• Task item
Please return all lines in the listing holding the word "icon".

• Entries shown
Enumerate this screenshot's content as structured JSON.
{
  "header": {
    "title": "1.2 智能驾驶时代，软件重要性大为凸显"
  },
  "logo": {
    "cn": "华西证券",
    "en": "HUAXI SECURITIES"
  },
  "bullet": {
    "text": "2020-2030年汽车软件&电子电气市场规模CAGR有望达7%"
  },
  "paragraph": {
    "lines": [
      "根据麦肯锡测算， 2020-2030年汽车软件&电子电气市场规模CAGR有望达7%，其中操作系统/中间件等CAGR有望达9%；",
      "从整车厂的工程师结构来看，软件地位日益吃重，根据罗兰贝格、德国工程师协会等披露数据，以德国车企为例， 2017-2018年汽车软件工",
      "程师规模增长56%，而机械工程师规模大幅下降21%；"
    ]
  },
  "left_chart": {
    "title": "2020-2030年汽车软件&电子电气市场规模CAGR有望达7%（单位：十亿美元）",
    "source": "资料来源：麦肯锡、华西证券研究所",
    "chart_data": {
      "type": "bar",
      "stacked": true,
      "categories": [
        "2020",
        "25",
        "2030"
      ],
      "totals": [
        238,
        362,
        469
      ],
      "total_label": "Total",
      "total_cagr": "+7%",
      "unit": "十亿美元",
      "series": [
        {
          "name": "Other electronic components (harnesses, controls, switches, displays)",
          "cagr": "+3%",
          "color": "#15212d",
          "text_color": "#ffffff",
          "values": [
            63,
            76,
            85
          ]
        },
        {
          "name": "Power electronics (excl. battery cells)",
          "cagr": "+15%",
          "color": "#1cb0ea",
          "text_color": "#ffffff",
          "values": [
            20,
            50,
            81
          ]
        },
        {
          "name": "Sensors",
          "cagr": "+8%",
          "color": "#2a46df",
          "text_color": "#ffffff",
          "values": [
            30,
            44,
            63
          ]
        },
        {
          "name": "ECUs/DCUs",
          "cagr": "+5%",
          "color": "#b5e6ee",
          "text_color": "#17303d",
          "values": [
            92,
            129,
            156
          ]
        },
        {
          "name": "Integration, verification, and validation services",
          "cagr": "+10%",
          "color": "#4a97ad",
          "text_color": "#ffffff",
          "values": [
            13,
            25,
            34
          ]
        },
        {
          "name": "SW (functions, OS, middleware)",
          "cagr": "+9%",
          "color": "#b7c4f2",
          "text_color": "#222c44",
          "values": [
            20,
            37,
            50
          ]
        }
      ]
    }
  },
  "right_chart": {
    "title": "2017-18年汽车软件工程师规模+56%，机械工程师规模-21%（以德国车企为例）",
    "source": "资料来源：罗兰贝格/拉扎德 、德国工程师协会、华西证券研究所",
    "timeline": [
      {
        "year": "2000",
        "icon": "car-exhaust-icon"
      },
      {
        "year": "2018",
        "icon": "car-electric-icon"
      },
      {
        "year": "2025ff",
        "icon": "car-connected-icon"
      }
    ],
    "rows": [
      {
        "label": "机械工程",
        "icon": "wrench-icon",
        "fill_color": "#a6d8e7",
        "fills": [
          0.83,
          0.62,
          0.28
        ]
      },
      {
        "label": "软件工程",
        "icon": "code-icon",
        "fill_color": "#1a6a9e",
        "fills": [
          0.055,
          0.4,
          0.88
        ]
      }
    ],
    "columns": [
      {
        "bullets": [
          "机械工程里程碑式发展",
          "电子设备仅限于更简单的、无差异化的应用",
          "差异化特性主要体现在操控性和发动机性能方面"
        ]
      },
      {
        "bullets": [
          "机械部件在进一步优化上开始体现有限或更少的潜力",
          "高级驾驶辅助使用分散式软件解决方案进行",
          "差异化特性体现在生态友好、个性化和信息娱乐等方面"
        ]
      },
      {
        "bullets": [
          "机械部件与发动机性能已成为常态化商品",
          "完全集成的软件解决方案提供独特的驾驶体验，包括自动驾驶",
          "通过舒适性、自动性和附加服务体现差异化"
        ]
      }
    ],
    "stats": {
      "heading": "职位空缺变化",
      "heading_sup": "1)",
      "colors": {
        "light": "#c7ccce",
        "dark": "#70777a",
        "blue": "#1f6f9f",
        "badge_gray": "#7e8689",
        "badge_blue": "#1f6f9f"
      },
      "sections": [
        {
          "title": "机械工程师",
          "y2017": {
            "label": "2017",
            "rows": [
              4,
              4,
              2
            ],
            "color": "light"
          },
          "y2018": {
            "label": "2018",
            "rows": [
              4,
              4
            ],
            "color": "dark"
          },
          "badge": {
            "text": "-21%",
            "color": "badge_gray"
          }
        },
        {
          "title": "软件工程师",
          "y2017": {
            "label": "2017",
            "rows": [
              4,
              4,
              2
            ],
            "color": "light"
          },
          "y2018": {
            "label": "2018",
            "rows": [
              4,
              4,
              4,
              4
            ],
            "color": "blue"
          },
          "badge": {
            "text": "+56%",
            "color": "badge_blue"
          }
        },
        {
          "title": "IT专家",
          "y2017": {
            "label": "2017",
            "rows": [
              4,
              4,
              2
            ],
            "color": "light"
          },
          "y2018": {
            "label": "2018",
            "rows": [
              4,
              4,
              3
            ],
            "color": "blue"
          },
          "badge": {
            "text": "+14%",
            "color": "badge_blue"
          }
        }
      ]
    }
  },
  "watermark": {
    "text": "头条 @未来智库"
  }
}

• Reply to the task
        "icon": "car-exhaust-icon"
        "icon": "car-electric-icon"
        "icon": "car-connected-icon"
        "icon": "wrench-icon",
        "icon": "code-icon",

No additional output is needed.